▶ Given problem A
Extract the lines of the records starting with the line that contains "resistor R 4ohm zigzag [235,88,257,143]" and going on through the line that contains "wire top-right segment [184,41,431,44]", and repeat them exactly.

::::

Probably at the top of my list right now, the only thing that is kinda bugging me is that my 900 has 2 front 120mm fans and the 200mm top fan.  Any body have any idea about this case?

http://www.newegg.com/Product/Product.aspx?Item=N82E16811146047




Kursah said:


> I'd say if you're feeling fiesty, get out the dremel and make some holes in the MB tray for better cable MGT...I read quite a few threads before I got my 900 (x-mas gift from G/F), and while I spent a bit of time, and with the 2 holes provided don't feel I need to cut yet as my temps are good, many others have cut a couple holes near the bottom of the MB near the PSU area to hide and route wires and a couple up near each top corner for power connections and such. Google some Antec900 modding and you'll find a decent ammount of people have done quite a bit of modding to these in varied fashios to successfully attain good cable management, airflow management and such.
> 
> If you're hell bent on spending money on a different case, then I suppose it's not worth it for ya, I myself haven't cut into my 900, as I said earlier I feel I did a good enough job to not need it.
> 
> I also have my front arranged with my DVD drive at the very bottom, my 2 Fan/HDDbays take up the next 6 slots, and the 2 fillers at the very top, works out quite well imo.



I don't have dremel or any decent modding experience, as for re-arranging things (thanks for the suggestion, wasn't sure if that was possible) I might try that tomorrow but considering that I can't put one of the panels on the case as is, I'd like the upgrade.


----------



## Kursah (May 5, 2008)

Actually TPU just reviewed this case this last week, it scored decently, but was chincier than expected. I'm sure it'd do a good job.

I run all my 120MM's at 50% and my 200MM at 100%, works great for me. I wonder if anyone else makes a 200MM fan that could be shoe-horned in there, I wouldn't mind a higher flowing 200MM fan, but imo it does a pretty good job for my needs.

Why does it bug you with 2x120 front, and 1x120 and 1x200 exhaust? You could get the Antec 1200 hehe, taller, a little uglier, 3 120mm intakes, 2x120 rear, 1x200 top, I think 2x120 side, that should be enuf airflow and size lol! If they weren't so damned expensive that is...right now it's way too much money for whatcha get. I think the Tempest is in the same boat, a little too pricey for whatcha get, but it does look like a decent case.

Check TPU's hardware reviews from last week, it's in there. :toast;

EDIT: http://www.techpowerup.com/reviews/NZXT/Tempest


----------



## dark2099 (May 5, 2008)

I guess having 2 intake fans in front would just seem better for improved cooling (I can get picky about little things at times), I'd like the Antec 1200 but have yet to find it for sale anywhere.  And after checking that review I can see why it does cost so much less, hows about the Coolermaster Cosmos.  http://www.newegg.com/Product/Product.aspx?Item=N82E16811119138

And now I'm realizing that maybe instead of a case I want to get the DFI Lanparty board...choices choices....


----------



## dark2099 (May 5, 2008)

::::

▶ Given problem B
Copy the part of the forum thread starting with "I don't have" and going on through "a good job.", word for word.

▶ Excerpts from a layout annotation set
::::

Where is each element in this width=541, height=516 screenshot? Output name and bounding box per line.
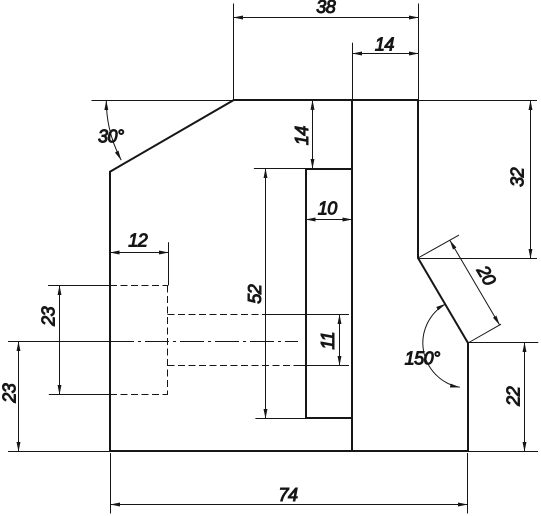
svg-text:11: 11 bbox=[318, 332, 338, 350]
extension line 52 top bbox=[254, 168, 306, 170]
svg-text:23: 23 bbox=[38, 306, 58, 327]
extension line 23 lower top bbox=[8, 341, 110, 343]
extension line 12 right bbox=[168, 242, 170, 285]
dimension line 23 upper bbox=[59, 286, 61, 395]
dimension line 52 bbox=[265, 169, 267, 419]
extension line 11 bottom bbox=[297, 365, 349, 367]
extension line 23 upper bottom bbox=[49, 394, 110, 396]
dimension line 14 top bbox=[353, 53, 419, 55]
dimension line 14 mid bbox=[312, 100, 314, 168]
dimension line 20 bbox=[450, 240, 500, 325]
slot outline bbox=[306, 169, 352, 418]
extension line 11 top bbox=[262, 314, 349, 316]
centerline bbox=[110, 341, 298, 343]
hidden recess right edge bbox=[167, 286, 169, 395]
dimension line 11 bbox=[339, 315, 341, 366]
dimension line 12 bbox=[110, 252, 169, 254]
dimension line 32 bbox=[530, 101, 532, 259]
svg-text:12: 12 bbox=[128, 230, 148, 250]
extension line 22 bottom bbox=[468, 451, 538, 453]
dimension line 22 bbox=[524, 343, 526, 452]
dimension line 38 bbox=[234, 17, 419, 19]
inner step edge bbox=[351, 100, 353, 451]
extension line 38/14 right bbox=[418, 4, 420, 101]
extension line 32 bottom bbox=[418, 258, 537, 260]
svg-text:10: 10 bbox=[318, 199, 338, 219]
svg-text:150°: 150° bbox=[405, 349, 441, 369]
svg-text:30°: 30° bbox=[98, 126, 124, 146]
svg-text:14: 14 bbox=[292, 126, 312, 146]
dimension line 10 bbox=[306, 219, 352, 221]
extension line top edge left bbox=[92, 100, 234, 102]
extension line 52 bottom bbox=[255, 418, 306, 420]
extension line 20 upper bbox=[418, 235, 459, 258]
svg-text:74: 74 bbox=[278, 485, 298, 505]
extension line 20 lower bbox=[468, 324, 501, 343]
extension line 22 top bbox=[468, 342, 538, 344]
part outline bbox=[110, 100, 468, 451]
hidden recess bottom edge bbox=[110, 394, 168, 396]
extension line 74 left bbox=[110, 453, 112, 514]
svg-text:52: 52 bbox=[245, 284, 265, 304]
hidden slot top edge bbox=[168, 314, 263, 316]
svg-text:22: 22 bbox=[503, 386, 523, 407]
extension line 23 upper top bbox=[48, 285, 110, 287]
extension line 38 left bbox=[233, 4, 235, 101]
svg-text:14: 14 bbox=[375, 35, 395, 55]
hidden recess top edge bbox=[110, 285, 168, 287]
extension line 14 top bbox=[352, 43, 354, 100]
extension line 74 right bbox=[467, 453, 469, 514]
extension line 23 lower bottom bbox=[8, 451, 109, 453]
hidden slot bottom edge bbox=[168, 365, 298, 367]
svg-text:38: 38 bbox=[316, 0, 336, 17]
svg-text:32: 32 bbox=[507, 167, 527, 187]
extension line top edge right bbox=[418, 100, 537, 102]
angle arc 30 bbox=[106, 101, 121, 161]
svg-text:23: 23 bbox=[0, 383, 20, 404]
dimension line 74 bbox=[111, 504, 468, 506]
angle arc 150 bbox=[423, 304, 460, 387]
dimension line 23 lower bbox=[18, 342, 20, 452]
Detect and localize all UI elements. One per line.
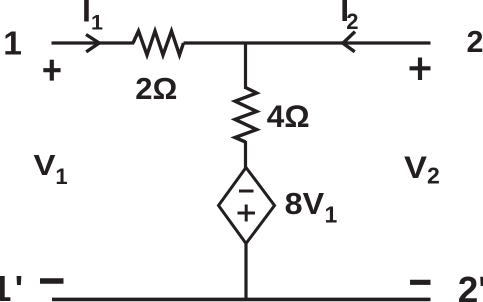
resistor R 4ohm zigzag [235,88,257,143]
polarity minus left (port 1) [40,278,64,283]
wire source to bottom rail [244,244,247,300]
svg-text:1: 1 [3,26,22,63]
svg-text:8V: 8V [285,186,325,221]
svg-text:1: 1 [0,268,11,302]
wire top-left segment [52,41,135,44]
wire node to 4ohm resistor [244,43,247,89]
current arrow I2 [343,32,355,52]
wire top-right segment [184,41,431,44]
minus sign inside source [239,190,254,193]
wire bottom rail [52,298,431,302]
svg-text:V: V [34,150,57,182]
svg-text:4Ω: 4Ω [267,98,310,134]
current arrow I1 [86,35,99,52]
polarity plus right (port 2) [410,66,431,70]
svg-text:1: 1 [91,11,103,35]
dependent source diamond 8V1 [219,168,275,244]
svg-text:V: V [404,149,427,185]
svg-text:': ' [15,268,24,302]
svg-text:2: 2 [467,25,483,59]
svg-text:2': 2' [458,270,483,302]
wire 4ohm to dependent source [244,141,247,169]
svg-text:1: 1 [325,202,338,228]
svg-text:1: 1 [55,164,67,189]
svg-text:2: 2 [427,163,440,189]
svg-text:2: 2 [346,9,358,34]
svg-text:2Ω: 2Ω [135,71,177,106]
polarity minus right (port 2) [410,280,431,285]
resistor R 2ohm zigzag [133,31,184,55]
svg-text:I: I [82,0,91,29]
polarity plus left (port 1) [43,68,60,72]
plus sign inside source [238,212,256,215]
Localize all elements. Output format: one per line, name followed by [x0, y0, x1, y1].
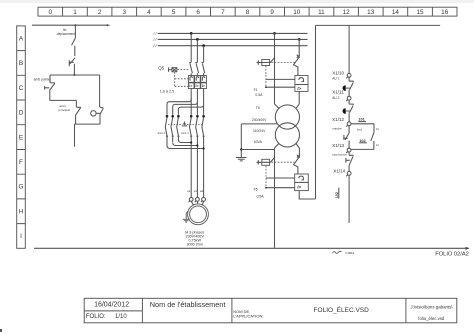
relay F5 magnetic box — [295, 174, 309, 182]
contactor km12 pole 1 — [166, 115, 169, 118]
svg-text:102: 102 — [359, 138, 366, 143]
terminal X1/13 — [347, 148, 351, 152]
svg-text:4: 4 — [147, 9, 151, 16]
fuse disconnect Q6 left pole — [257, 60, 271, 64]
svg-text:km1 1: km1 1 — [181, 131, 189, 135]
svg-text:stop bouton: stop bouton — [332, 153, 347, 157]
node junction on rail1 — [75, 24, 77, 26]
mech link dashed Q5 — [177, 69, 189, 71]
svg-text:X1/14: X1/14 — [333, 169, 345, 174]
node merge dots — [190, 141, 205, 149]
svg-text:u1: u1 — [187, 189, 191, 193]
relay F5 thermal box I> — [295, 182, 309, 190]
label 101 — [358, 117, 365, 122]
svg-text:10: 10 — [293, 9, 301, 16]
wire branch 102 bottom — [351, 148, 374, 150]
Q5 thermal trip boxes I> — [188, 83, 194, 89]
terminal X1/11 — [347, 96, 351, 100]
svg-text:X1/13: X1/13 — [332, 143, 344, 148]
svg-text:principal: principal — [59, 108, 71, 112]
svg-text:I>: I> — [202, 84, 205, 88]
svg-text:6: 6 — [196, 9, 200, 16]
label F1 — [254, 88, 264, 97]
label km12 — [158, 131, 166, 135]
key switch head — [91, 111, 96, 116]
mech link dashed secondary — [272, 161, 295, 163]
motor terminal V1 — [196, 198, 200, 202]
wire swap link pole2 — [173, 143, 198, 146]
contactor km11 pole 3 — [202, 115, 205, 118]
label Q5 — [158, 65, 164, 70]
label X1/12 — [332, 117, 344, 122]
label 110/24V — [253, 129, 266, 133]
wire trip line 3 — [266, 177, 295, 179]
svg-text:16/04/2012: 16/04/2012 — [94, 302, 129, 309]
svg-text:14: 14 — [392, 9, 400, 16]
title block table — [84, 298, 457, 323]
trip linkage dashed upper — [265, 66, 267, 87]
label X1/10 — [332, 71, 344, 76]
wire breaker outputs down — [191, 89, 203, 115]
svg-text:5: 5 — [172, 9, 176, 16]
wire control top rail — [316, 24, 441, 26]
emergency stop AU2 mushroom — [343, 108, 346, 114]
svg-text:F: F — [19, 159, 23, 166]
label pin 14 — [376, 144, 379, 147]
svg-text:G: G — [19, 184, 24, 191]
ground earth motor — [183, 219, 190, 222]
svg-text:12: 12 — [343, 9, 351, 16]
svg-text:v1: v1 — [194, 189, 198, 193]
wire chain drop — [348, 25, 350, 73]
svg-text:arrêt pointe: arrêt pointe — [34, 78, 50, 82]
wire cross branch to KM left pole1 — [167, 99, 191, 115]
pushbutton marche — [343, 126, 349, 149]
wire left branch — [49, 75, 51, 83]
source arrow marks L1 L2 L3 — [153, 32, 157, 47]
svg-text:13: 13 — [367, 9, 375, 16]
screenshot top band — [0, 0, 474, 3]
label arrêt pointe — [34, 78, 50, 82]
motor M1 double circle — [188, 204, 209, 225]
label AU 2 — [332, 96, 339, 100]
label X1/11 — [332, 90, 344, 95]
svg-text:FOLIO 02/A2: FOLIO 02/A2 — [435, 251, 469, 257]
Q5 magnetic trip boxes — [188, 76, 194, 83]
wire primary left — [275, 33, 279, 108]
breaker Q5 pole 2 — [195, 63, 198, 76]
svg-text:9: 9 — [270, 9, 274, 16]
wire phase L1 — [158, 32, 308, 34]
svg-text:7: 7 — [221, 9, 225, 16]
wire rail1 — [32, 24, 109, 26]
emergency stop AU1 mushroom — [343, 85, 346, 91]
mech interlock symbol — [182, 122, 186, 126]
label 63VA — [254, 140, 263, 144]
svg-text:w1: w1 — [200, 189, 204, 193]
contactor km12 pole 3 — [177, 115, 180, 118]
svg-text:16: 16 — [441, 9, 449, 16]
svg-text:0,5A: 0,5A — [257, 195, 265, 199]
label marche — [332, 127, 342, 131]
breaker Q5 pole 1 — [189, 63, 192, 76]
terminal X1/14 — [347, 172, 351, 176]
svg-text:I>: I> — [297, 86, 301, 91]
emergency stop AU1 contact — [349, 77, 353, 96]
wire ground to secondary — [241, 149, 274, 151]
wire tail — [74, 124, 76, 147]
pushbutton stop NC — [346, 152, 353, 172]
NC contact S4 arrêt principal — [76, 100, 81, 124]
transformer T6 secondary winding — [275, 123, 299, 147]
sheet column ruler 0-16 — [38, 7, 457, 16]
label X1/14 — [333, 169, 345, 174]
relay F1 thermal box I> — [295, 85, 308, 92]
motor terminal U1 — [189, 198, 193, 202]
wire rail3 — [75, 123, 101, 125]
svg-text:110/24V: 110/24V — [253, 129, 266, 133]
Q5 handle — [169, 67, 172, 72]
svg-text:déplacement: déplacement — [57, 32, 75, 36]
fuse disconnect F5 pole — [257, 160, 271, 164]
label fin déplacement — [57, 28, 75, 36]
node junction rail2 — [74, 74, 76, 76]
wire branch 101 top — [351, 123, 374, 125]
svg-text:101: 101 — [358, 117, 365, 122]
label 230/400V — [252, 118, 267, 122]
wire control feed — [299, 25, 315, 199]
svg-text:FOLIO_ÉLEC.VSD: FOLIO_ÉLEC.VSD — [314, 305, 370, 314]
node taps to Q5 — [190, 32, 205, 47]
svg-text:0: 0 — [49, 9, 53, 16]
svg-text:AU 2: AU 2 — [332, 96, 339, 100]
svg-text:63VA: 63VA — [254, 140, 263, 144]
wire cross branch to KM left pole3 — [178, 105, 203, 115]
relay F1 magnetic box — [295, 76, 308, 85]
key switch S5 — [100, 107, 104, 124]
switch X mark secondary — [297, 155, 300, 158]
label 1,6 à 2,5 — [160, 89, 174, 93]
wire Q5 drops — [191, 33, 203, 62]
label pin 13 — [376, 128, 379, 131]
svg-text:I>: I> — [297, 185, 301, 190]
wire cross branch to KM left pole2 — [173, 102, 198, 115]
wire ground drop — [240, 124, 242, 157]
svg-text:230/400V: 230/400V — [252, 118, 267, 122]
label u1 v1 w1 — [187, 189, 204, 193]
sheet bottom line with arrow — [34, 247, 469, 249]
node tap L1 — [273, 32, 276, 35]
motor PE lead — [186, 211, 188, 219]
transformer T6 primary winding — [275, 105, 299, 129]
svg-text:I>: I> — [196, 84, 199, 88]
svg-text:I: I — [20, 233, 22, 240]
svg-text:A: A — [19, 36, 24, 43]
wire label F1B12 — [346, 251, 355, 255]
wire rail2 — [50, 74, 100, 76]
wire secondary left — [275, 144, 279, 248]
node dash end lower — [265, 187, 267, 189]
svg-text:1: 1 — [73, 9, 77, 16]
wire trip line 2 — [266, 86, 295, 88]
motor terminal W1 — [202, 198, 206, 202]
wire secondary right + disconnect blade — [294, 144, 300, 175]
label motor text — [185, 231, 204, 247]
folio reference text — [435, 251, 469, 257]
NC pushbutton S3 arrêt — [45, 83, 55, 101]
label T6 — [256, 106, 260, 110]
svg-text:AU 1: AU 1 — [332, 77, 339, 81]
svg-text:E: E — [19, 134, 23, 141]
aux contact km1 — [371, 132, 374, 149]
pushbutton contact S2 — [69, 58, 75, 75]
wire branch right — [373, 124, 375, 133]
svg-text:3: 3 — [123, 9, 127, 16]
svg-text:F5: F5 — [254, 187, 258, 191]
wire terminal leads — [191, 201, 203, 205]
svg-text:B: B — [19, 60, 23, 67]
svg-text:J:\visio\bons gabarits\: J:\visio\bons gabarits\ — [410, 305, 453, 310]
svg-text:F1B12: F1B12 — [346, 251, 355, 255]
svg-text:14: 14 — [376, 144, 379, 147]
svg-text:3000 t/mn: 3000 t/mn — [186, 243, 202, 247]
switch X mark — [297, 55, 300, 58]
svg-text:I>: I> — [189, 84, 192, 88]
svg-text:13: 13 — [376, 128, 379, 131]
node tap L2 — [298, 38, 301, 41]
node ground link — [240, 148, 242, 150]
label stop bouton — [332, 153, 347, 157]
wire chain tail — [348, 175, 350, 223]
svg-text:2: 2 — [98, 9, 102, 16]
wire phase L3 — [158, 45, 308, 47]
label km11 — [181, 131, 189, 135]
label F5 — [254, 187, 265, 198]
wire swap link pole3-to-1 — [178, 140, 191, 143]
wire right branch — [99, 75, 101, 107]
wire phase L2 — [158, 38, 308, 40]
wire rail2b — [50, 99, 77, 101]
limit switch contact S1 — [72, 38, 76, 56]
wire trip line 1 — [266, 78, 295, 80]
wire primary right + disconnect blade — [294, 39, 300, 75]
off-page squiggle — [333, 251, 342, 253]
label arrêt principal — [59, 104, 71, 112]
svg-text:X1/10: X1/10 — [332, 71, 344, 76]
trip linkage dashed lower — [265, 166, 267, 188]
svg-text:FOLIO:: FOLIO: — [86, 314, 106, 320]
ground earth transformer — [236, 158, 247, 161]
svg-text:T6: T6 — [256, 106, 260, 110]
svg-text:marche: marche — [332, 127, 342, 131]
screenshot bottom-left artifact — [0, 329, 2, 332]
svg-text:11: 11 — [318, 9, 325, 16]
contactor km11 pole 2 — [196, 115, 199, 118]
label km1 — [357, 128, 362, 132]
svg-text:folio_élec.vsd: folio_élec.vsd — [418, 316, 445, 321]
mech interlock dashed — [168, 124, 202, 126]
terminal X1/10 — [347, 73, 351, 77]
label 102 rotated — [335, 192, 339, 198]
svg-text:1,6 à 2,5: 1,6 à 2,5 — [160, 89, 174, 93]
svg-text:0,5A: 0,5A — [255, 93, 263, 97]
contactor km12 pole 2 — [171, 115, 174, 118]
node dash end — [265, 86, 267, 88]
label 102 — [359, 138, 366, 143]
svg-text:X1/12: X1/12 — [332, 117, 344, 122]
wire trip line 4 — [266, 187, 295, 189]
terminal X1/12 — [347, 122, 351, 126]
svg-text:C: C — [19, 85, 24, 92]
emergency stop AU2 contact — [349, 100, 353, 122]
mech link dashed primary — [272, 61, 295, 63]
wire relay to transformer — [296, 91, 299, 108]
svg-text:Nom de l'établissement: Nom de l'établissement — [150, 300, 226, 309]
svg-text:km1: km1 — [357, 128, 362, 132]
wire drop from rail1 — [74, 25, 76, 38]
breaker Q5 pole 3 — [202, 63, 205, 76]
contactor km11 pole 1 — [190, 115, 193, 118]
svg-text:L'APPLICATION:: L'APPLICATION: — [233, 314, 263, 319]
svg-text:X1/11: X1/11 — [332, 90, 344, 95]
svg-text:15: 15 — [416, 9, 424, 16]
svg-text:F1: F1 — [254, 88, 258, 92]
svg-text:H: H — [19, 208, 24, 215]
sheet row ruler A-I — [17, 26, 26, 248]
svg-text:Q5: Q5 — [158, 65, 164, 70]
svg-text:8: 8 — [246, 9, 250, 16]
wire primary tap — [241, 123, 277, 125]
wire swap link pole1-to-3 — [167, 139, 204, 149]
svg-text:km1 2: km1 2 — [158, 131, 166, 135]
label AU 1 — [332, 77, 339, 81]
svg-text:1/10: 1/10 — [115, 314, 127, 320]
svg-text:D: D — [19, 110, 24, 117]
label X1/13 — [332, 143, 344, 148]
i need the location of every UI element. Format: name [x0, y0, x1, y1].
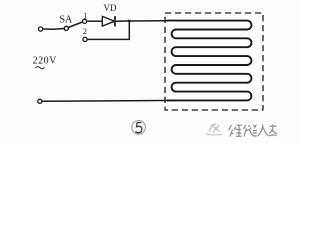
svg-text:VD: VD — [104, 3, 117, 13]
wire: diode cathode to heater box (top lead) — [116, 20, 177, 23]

::::

▶ Expected answer A
resistor R 4ohm zigzag [235,88,257,143]
polarity minus left (port 1) [40,278,64,283]
wire source to bottom rail [244,244,247,300]
svg-text:1: 1 [3,26,22,63]
svg-text:8V: 8V [285,186,325,221]
svg-text:1: 1 [0,268,11,302]
wire top-left segment [52,41,135,44]
wire node to 4ohm resistor [244,43,247,89]
current arrow I2 [343,32,355,52]
wire top-right segment [184,41,431,44]

▶ Expected answer B
I don't have dremel or any decent modding experience, as for re-arranging things (thanks for the suggestion, wasn't sure if that was possible) I might try that tomorrow but considering that I can't put one of the panels on the case as is, I'd like the upgrade.


----------



## Kursah (May 5, 2008)

Actually TPU just reviewed this case this last week, it scored decently, but was chincier than expected. I'm sure it'd do a good job.